Request: Rewrite the records below so that "amount-cell" becomes "value-cell" everywhere and nothing else changes. Leave the pictures out of your answer.

Material provided:
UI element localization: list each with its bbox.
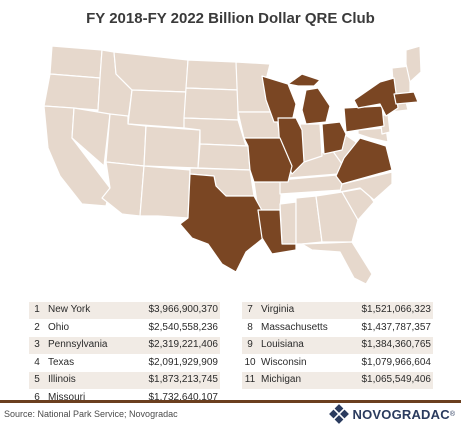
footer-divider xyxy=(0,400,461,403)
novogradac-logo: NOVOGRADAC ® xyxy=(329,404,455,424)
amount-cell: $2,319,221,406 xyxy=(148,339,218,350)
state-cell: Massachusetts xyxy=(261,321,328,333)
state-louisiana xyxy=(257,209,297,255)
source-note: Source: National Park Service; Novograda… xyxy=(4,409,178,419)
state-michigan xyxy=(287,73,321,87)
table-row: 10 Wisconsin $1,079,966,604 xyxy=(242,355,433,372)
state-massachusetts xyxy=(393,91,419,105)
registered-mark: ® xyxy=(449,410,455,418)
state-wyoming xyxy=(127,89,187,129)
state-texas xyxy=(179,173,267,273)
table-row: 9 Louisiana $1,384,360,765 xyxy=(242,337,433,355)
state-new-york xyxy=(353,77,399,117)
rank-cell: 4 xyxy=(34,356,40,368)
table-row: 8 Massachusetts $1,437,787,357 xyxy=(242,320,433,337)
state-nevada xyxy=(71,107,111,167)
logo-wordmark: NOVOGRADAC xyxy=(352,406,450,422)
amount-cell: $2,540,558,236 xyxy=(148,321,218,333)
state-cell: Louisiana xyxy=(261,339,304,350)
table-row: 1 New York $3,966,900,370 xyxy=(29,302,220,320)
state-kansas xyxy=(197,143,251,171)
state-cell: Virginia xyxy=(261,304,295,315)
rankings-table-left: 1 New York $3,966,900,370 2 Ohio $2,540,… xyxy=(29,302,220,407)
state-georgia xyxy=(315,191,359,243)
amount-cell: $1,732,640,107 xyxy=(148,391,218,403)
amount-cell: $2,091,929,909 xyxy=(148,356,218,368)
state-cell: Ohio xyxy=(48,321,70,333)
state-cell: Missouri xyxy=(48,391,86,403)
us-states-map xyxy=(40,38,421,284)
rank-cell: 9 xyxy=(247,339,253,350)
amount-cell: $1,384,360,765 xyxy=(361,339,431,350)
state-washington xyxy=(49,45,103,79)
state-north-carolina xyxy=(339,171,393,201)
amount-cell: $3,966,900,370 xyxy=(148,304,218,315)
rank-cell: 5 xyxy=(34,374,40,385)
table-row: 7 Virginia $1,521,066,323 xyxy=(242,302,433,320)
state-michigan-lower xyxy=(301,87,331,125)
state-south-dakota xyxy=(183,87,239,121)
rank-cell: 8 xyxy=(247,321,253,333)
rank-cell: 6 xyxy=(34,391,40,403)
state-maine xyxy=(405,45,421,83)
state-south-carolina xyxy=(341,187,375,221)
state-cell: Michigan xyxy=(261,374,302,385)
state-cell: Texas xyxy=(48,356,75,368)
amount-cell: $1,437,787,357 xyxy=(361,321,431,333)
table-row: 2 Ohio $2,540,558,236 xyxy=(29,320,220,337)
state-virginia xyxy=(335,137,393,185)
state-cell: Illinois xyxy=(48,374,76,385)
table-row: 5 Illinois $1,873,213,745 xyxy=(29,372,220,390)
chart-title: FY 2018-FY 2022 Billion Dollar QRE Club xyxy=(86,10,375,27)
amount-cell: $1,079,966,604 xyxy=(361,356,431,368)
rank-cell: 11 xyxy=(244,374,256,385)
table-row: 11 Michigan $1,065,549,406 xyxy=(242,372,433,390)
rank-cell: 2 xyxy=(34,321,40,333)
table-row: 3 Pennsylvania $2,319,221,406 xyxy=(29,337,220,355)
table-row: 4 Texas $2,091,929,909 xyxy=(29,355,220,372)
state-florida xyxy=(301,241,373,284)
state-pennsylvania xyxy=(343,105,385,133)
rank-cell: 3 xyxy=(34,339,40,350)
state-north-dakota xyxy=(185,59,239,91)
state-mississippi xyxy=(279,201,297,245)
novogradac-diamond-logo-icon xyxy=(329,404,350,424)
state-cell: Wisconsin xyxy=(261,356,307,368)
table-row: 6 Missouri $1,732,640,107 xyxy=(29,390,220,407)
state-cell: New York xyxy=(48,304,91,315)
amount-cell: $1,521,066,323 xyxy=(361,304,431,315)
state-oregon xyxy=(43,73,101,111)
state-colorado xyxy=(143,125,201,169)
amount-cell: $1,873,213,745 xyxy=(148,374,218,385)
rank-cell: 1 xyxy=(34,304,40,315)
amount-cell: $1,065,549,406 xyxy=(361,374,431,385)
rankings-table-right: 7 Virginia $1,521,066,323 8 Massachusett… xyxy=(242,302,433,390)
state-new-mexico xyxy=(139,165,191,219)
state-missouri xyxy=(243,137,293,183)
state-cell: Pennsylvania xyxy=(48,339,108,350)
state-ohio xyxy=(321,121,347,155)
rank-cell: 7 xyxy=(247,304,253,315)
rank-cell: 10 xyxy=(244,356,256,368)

The reply:
UI element localization: list each with its bbox.
footer-divider xyxy=(0,400,461,403)
novogradac-logo: NOVOGRADAC ® xyxy=(329,404,455,424)
value-cell: $2,319,221,406 xyxy=(148,339,218,350)
state-cell: Massachusetts xyxy=(261,321,328,333)
state-louisiana xyxy=(257,209,297,255)
source-note: Source: National Park Service; Novograda… xyxy=(4,409,178,419)
state-michigan xyxy=(287,73,321,87)
table-row: 10 Wisconsin $1,079,966,604 xyxy=(242,355,433,372)
state-massachusetts xyxy=(393,91,419,105)
registered-mark: ® xyxy=(449,410,455,418)
state-wyoming xyxy=(127,89,187,129)
state-texas xyxy=(179,173,267,273)
table-row: 9 Louisiana $1,384,360,765 xyxy=(242,337,433,355)
state-new-york xyxy=(353,77,399,117)
rank-cell: 4 xyxy=(34,356,40,368)
table-row: 8 Massachusetts $1,437,787,357 xyxy=(242,320,433,337)
state-nevada xyxy=(71,107,111,167)
logo-wordmark: NOVOGRADAC xyxy=(352,406,450,422)
value-cell: $2,540,558,236 xyxy=(148,321,218,333)
state-cell: Louisiana xyxy=(261,339,304,350)
table-row: 1 New York $3,966,900,370 xyxy=(29,302,220,320)
state-kansas xyxy=(197,143,251,171)
state-cell: Virginia xyxy=(261,304,295,315)
rankings-table-left: 1 New York $3,966,900,370 2 Ohio $2,540,… xyxy=(29,302,220,407)
state-georgia xyxy=(315,191,359,243)
value-cell: $1,732,640,107 xyxy=(148,391,218,403)
value-cell: $2,091,929,909 xyxy=(148,356,218,368)
state-cell: Ohio xyxy=(48,321,70,333)
state-cell: Missouri xyxy=(48,391,86,403)
us-states-map xyxy=(40,38,421,284)
rank-cell: 9 xyxy=(247,339,253,350)
value-cell: $1,384,360,765 xyxy=(361,339,431,350)
state-washington xyxy=(49,45,103,79)
state-north-carolina xyxy=(339,171,393,201)
value-cell: $3,966,900,370 xyxy=(148,304,218,315)
rank-cell: 5 xyxy=(34,374,40,385)
table-row: 7 Virginia $1,521,066,323 xyxy=(242,302,433,320)
state-michigan-lower xyxy=(301,87,331,125)
state-south-dakota xyxy=(183,87,239,121)
rank-cell: 8 xyxy=(247,321,253,333)
rank-cell: 6 xyxy=(34,391,40,403)
state-maine xyxy=(405,45,421,83)
state-south-carolina xyxy=(341,187,375,221)
state-cell: Michigan xyxy=(261,374,302,385)
state-cell: Texas xyxy=(48,356,75,368)
value-cell: $1,437,787,357 xyxy=(361,321,431,333)
table-row: 2 Ohio $2,540,558,236 xyxy=(29,320,220,337)
state-virginia xyxy=(335,137,393,185)
state-cell: Illinois xyxy=(48,374,76,385)
table-row: 5 Illinois $1,873,213,745 xyxy=(29,372,220,390)
chart-title: FY 2018-FY 2022 Billion Dollar QRE Club xyxy=(86,10,375,27)
value-cell: $1,079,966,604 xyxy=(361,356,431,368)
rank-cell: 11 xyxy=(244,374,256,385)
table-row: 11 Michigan $1,065,549,406 xyxy=(242,372,433,390)
rank-cell: 2 xyxy=(34,321,40,333)
table-row: 3 Pennsylvania $2,319,221,406 xyxy=(29,337,220,355)
table-row: 4 Texas $2,091,929,909 xyxy=(29,355,220,372)
state-florida xyxy=(301,241,373,284)
state-pennsylvania xyxy=(343,105,385,133)
rank-cell: 3 xyxy=(34,339,40,350)
state-north-dakota xyxy=(185,59,239,91)
state-mississippi xyxy=(279,201,297,245)
novogradac-diamond-logo-icon xyxy=(329,404,350,424)
state-cell: Wisconsin xyxy=(261,356,307,368)
table-row: 6 Missouri $1,732,640,107 xyxy=(29,390,220,407)
state-cell: New York xyxy=(48,304,91,315)
value-cell: $1,521,066,323 xyxy=(361,304,431,315)
state-oregon xyxy=(43,73,101,111)
state-colorado xyxy=(143,125,201,169)
value-cell: $1,873,213,745 xyxy=(148,374,218,385)
rank-cell: 1 xyxy=(34,304,40,315)
value-cell: $1,065,549,406 xyxy=(361,374,431,385)
rankings-table-right: 7 Virginia $1,521,066,323 8 Massachusett… xyxy=(242,302,433,390)
state-new-mexico xyxy=(139,165,191,219)
state-missouri xyxy=(243,137,293,183)
state-cell: Pennsylvania xyxy=(48,339,108,350)
state-ohio xyxy=(321,121,347,155)
rank-cell: 7 xyxy=(247,304,253,315)
rank-cell: 10 xyxy=(244,356,256,368)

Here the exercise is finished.